• **What is expected**
All of the data that follows should be retyped exactly, please, except the pictures.

• **Working data**

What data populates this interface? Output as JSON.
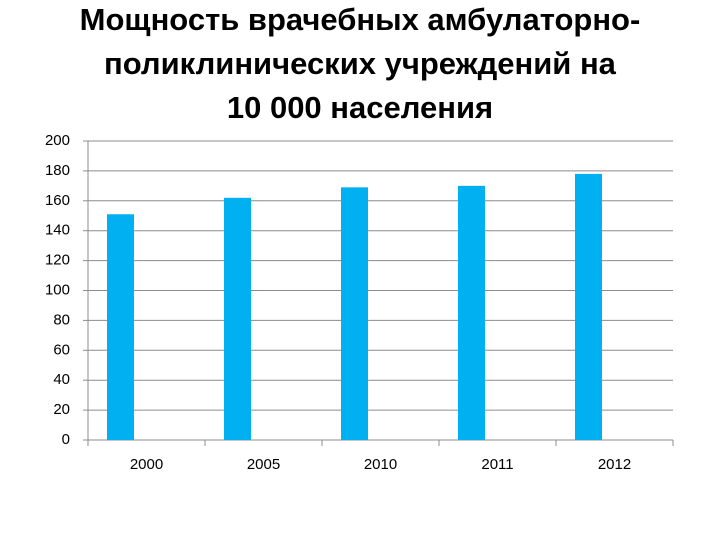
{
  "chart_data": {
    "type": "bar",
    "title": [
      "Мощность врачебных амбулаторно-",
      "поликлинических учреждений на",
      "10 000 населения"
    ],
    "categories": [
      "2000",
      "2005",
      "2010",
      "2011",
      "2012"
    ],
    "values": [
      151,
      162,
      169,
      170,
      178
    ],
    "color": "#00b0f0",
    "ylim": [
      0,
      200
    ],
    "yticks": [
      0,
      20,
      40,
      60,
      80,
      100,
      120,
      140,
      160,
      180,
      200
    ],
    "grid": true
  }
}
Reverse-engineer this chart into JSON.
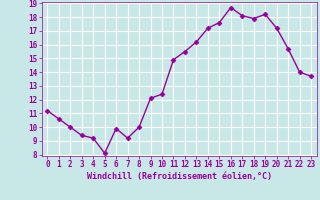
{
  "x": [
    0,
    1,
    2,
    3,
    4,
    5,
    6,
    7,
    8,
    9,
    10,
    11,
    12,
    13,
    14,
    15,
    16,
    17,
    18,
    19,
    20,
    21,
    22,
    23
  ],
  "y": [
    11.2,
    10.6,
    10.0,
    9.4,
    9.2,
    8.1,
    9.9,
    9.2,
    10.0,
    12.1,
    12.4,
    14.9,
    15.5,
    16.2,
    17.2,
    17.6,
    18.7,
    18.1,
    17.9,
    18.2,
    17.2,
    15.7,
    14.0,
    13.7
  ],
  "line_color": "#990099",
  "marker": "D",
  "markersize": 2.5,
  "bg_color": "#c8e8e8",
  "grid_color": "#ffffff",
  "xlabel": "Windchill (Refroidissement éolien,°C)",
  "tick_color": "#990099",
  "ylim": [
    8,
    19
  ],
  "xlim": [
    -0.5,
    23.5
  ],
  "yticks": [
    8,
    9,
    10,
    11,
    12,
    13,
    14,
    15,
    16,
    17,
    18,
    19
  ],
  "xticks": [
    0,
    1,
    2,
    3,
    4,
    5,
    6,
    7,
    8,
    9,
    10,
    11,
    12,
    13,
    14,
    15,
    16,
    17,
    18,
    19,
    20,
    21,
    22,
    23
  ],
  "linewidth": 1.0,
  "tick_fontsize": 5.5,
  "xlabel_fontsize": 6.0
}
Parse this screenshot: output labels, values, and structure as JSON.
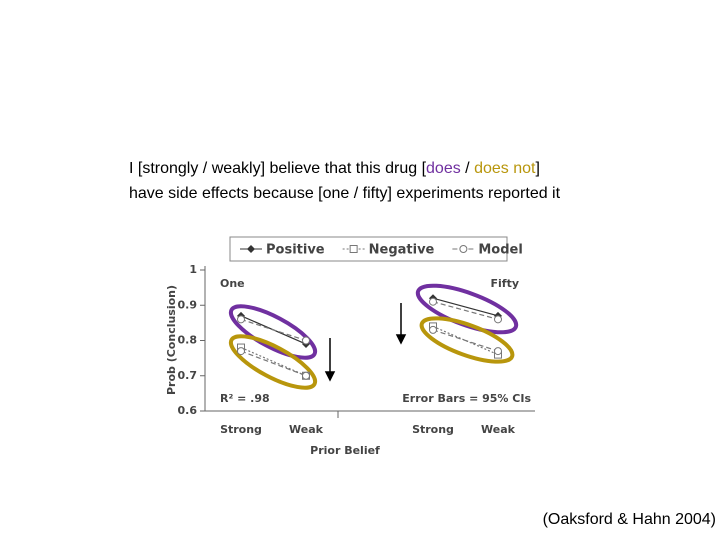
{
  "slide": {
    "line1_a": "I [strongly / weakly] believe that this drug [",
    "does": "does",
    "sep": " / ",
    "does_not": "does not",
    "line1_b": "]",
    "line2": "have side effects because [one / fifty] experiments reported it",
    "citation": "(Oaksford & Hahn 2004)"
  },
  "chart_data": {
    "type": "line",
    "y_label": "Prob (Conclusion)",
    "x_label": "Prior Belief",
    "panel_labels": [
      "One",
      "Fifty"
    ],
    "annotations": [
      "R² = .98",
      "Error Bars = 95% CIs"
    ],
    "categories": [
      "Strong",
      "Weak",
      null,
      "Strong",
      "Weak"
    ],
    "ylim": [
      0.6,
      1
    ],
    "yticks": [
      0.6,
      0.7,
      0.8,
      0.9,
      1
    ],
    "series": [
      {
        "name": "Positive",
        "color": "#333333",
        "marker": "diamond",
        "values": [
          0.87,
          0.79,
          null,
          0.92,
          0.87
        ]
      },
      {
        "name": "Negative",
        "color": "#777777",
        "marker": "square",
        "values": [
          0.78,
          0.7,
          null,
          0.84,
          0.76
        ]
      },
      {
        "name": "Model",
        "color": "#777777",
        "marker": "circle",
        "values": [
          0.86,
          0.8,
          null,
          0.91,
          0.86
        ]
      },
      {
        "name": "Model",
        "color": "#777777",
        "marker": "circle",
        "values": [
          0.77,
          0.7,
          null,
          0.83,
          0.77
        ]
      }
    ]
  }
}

• **Task answer**
What data populates this interface? Output as JSON.
{
  "chart_data": {
    "type": "bar",
    "title": [
      "Мощность врачебных амбулаторно-",
      "поликлинических учреждений на",
      "10 000 населения"
    ],
    "categories": [
      "2000",
      "2005",
      "2010",
      "2011",
      "2012"
    ],
    "values": [
      151,
      162,
      169,
      170,
      178
    ],
    "color": "#00b0f0",
    "ylim": [
      0,
      200
    ],
    "yticks": [
      0,
      20,
      40,
      60,
      80,
      100,
      120,
      140,
      160,
      180,
      200
    ],
    "grid": true
  }
}
Reverse-engineer this chart into JSON.
{
  "x": [
    0,
    1,
    2,
    3,
    4,
    5,
    6,
    7,
    8,
    9,
    10,
    11,
    12,
    13,
    14,
    15,
    16,
    17,
    18,
    19,
    20,
    21,
    22,
    23
  ],
  "y": [
    11.2,
    10.6,
    10.0,
    9.4,
    9.2,
    8.1,
    9.9,
    9.2,
    10.0,
    12.1,
    12.4,
    14.9,
    15.5,
    16.2,
    17.2,
    17.6,
    18.7,
    18.1,
    17.9,
    18.2,
    17.2,
    15.7,
    14.0,
    13.7
  ],
  "line_color": "#990099",
  "marker": "D",
  "markersize": 2.5,
  "bg_color": "#c8e8e8",
  "grid_color": "#ffffff",
  "xlabel": "Windchill (Refroidissement éolien,°C)",
  "tick_color": "#990099",
  "ylim": [
    8,
    19
  ],
  "xlim": [
    -0.5,
    23.5
  ],
  "yticks": [
    8,
    9,
    10,
    11,
    12,
    13,
    14,
    15,
    16,
    17,
    18,
    19
  ],
  "xticks": [
    0,
    1,
    2,
    3,
    4,
    5,
    6,
    7,
    8,
    9,
    10,
    11,
    12,
    13,
    14,
    15,
    16,
    17,
    18,
    19,
    20,
    21,
    22,
    23
  ],
  "linewidth": 1.0,
  "tick_fontsize": 5.5,
  "xlabel_fontsize": 6.0
}
Parse this screenshot: output labels, values, and structure as JSON.
{
  "slide": {
    "line1_a": "I [strongly / weakly] believe that this drug [",
    "does": "does",
    "sep": " / ",
    "does_not": "does not",
    "line1_b": "]",
    "line2": "have side effects because [one / fifty] experiments reported it",
    "citation": "(Oaksford & Hahn 2004)"
  },
  "chart_data": {
    "type": "line",
    "y_label": "Prob (Conclusion)",
    "x_label": "Prior Belief",
    "panel_labels": [
      "One",
      "Fifty"
    ],
    "annotations": [
      "R² = .98",
      "Error Bars = 95% CIs"
    ],
    "categories": [
      "Strong",
      "Weak",
      null,
      "Strong",
      "Weak"
    ],
    "ylim": [
      0.6,
      1
    ],
    "yticks": [
      0.6,
      0.7,
      0.8,
      0.9,
      1
    ],
    "series": [
      {
        "name": "Positive",
        "color": "#333333",
        "marker": "diamond",
        "values": [
          0.87,
          0.79,
          null,
          0.92,
          0.87
        ]
      },
      {
        "name": "Negative",
        "color": "#777777",
        "marker": "square",
        "values": [
          0.78,
          0.7,
          null,
          0.84,
          0.76
        ]
      },
      {
        "name": "Model",
        "color": "#777777",
        "marker": "circle",
        "values": [
          0.86,
          0.8,
          null,
          0.91,
          0.86
        ]
      },
      {
        "name": "Model",
        "color": "#777777",
        "marker": "circle",
        "values": [
          0.77,
          0.7,
          null,
          0.83,
          0.77
        ]
      }
    ]
  }
}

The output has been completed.